● WORK REQUIRED
Set down, in full, every record in the block.

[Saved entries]
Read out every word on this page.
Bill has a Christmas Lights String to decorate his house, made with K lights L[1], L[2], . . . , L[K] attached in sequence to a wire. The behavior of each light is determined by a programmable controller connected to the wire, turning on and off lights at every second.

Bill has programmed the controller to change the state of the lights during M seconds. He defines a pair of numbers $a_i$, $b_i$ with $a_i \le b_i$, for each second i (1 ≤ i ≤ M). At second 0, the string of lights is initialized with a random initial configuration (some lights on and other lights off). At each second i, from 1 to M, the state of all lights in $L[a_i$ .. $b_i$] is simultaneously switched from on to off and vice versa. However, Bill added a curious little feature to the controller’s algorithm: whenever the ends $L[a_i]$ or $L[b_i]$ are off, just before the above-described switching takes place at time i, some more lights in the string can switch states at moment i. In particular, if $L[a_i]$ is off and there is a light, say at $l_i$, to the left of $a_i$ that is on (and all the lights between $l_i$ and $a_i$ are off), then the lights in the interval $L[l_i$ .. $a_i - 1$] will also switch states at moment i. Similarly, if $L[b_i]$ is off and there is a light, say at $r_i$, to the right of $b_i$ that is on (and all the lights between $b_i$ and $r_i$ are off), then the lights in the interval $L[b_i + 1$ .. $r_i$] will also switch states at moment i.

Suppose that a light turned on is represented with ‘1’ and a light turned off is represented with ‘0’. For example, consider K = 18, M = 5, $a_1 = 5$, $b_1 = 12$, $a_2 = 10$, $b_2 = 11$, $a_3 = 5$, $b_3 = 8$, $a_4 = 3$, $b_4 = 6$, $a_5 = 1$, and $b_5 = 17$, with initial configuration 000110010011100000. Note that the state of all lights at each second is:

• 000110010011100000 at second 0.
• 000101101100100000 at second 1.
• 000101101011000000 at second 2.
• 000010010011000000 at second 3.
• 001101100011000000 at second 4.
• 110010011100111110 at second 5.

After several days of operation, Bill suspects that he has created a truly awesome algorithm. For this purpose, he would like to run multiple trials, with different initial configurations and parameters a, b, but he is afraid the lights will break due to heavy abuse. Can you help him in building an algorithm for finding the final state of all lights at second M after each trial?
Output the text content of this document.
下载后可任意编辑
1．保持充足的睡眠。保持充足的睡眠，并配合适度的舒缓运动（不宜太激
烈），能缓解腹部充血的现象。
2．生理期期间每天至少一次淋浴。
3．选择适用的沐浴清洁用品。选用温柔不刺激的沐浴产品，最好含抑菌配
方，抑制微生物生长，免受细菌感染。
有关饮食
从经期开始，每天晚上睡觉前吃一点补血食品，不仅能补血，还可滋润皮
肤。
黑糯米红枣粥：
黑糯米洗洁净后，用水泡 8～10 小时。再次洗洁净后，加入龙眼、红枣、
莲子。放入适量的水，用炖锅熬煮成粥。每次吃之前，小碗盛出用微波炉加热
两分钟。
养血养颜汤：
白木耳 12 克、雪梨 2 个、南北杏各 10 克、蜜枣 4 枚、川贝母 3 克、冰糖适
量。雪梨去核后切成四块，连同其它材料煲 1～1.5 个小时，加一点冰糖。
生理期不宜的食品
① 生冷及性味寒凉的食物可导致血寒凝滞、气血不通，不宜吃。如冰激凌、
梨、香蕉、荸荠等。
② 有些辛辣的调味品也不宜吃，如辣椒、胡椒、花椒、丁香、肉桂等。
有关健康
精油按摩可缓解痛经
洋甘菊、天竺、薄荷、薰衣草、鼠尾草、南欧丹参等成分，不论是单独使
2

● SOLVED EXERCISE
Read out every word on this page.
Bill has a Christmas Lights String to decorate his house, made with K lights L[1], L[2], . . . , L[K] attached in sequence to a wire. The behavior of each light is determined by a programmable controller connected to the wire, turning on and off lights at every second.

Bill has programmed the controller to change the state of the lights during M seconds. He defines a pair of numbers $a_i$, $b_i$ with $a_i \le b_i$, for each second i (1 ≤ i ≤ M). At second 0, the string of lights is initialized with a random initial configuration (some lights on and other lights off). At each second i, from 1 to M, the state of all lights in $L[a_i$ .. $b_i$] is simultaneously switched from on to off and vice versa. However, Bill added a curious little feature to the controller’s algorithm: whenever the ends $L[a_i]$ or $L[b_i]$ are off, just before the above-described switching takes place at time i, some more lights in the string can switch states at moment i. In particular, if $L[a_i]$ is off and there is a light, say at $l_i$, to the left of $a_i$ that is on (and all the lights between $l_i$ and $a_i$ are off), then the lights in the interval $L[l_i$ .. $a_i - 1$] will also switch states at moment i. Similarly, if $L[b_i]$ is off and there is a light, say at $r_i$, to the right of $b_i$ that is on (and all the lights between $b_i$ and $r_i$ are off), then the lights in the interval $L[b_i + 1$ .. $r_i$] will also switch states at moment i.

Suppose that a light turned on is represented with ‘1’ and a light turned off is represented with ‘0’. For example, consider K = 18, M = 5, $a_1 = 5$, $b_1 = 12$, $a_2 = 10$, $b_2 = 11$, $a_3 = 5$, $b_3 = 8$, $a_4 = 3$, $b_4 = 6$, $a_5 = 1$, and $b_5 = 17$, with initial configuration 000110010011100000. Note that the state of all lights at each second is:

• 000110010011100000 at second 0.
• 000101101100100000 at second 1.
• 000101101011000000 at second 2.
• 000010010011000000 at second 3.
• 001101100011000000 at second 4.
• 110010011100111110 at second 5.

After several days of operation, Bill suspects that he has created a truly awesome algorithm. For this purpose, he would like to run multiple trials, with different initial configurations and parameters a, b, but he is afraid the lights will break due to heavy abuse. Can you help him in building an algorithm for finding the final state of all lights at second M after each trial?
Output the text content of this document.
下载后可任意编辑
1．保持充足的睡眠。保持充足的睡眠，并配合适度的舒缓运动（不宜太激
烈），能缓解腹部充血的现象。
2．生理期期间每天至少一次淋浴。
3．选择适用的沐浴清洁用品。选用温柔不刺激的沐浴产品，最好含抑菌配
方，抑制微生物生长，免受细菌感染。
有关饮食
从经期开始，每天晚上睡觉前吃一点补血食品，不仅能补血，还可滋润皮
肤。
黑糯米红枣粥：
黑糯米洗洁净后，用水泡 8～10 小时。再次洗洁净后，加入龙眼、红枣、
莲子。放入适量的水，用炖锅熬煮成粥。每次吃之前，小碗盛出用微波炉加热
两分钟。
养血养颜汤：
白木耳 12 克、雪梨 2 个、南北杏各 10 克、蜜枣 4 枚、川贝母 3 克、冰糖适
量。雪梨去核后切成四块，连同其它材料煲 1～1.5 个小时，加一点冰糖。
生理期不宜的食品
① 生冷及性味寒凉的食物可导致血寒凝滞、气血不通，不宜吃。如冰激凌、
梨、香蕉、荸荠等。
② 有些辛辣的调味品也不宜吃，如辣椒、胡椒、花椒、丁香、肉桂等。
有关健康
精油按摩可缓解痛经
洋甘菊、天竺、薄荷、薰衣草、鼠尾草、南欧丹参等成分，不论是单独使
2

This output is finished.